* **INFORMATION GIVEN**

------------------------------------------------------------------------

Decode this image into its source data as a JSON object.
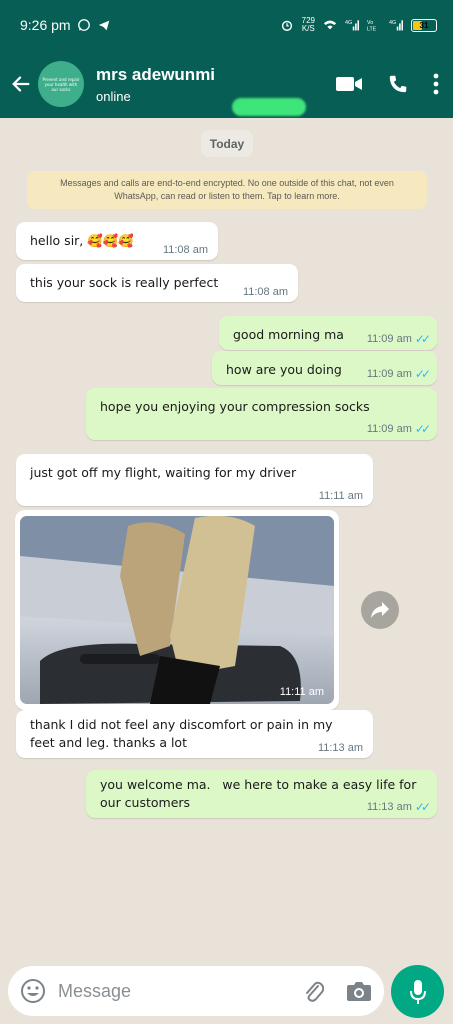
{
  "status_bar": {
    "time": "9:26 pm",
    "net_speed_value": "729",
    "net_speed_unit": "K/S",
    "battery": "31",
    "accent": "#075e54"
  },
  "header": {
    "contact_name": "mrs adewunmi",
    "contact_status": "online",
    "avatar_text": "Prevent and repair your health with our socks"
  },
  "chat": {
    "date_label": "Today",
    "encryption_notice": "Messages and calls are end-to-end encrypted. No one outside of this chat, not even WhatsApp, can read or listen to them. Tap to learn more.",
    "messages": [
      {
        "direction": "in",
        "text": "hello sir, 🥰🥰🥰",
        "time": "11:08 am"
      },
      {
        "direction": "in",
        "text": "this your sock is really perfect",
        "time": "11:08 am"
      },
      {
        "direction": "out",
        "text": "good morning ma",
        "time": "11:09 am"
      },
      {
        "direction": "out",
        "text": "how are you doing",
        "time": "11:09 am"
      },
      {
        "direction": "out",
        "text": "hope you enjoying your compression socks",
        "time": "11:09 am"
      },
      {
        "direction": "in",
        "text": "just got off my flight, waiting for my driver",
        "time": "11:11 am"
      },
      {
        "direction": "in",
        "type": "image",
        "time": "11:11 am"
      },
      {
        "direction": "in",
        "text": "thank I did not feel any discomfort or pain in my feet and leg. thanks a lot",
        "time": "11:13 am"
      },
      {
        "direction": "out",
        "text": "you welcome ma.   we here to make a easy life for our customers",
        "time": "11:13 am"
      }
    ]
  },
  "composer": {
    "placeholder": "Message"
  },
  "colors": {
    "header": "#075e54",
    "outgoing_bubble": "#dcf8c6",
    "incoming_bubble": "#ffffff",
    "mic_button": "#00a884",
    "read_ticks": "#34b7f1"
  }
}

------------------------------------------------------------------------

Write every record out again exactly; no pictures belong in the copy.

Decode this image into its source data as a JSON object.
{
  "status_bar": {
    "time": "9:26 pm",
    "net_speed_value": "729",
    "net_speed_unit": "K/S",
    "battery": "31",
    "accent": "#075e54"
  },
  "header": {
    "contact_name": "mrs adewunmi",
    "contact_status": "online",
    "avatar_text": "Prevent and repair your health with our socks"
  },
  "chat": {
    "date_label": "Today",
    "encryption_notice": "Messages and calls are end-to-end encrypted. No one outside of this chat, not even WhatsApp, can read or listen to them. Tap to learn more.",
    "messages": [
      {
        "direction": "in",
        "text": "hello sir, 🥰🥰🥰",
        "time": "11:08 am"
      },
      {
        "direction": "in",
        "text": "this your sock is really perfect",
        "time": "11:08 am"
      },
      {
        "direction": "out",
        "text": "good morning ma",
        "time": "11:09 am"
      },
      {
        "direction": "out",
        "text": "how are you doing",
        "time": "11:09 am"
      },
      {
        "direction": "out",
        "text": "hope you enjoying your compression socks",
        "time": "11:09 am"
      },
      {
        "direction": "in",
        "text": "just got off my flight, waiting for my driver",
        "time": "11:11 am"
      },
      {
        "direction": "in",
        "type": "image",
        "time": "11:11 am"
      },
      {
        "direction": "in",
        "text": "thank I did not feel any discomfort or pain in my feet and leg. thanks a lot",
        "time": "11:13 am"
      },
      {
        "direction": "out",
        "text": "you welcome ma.   we here to make a easy life for our customers",
        "time": "11:13 am"
      }
    ]
  },
  "composer": {
    "placeholder": "Message"
  },
  "colors": {
    "header": "#075e54",
    "outgoing_bubble": "#dcf8c6",
    "incoming_bubble": "#ffffff",
    "mic_button": "#00a884",
    "read_ticks": "#34b7f1"
  }
}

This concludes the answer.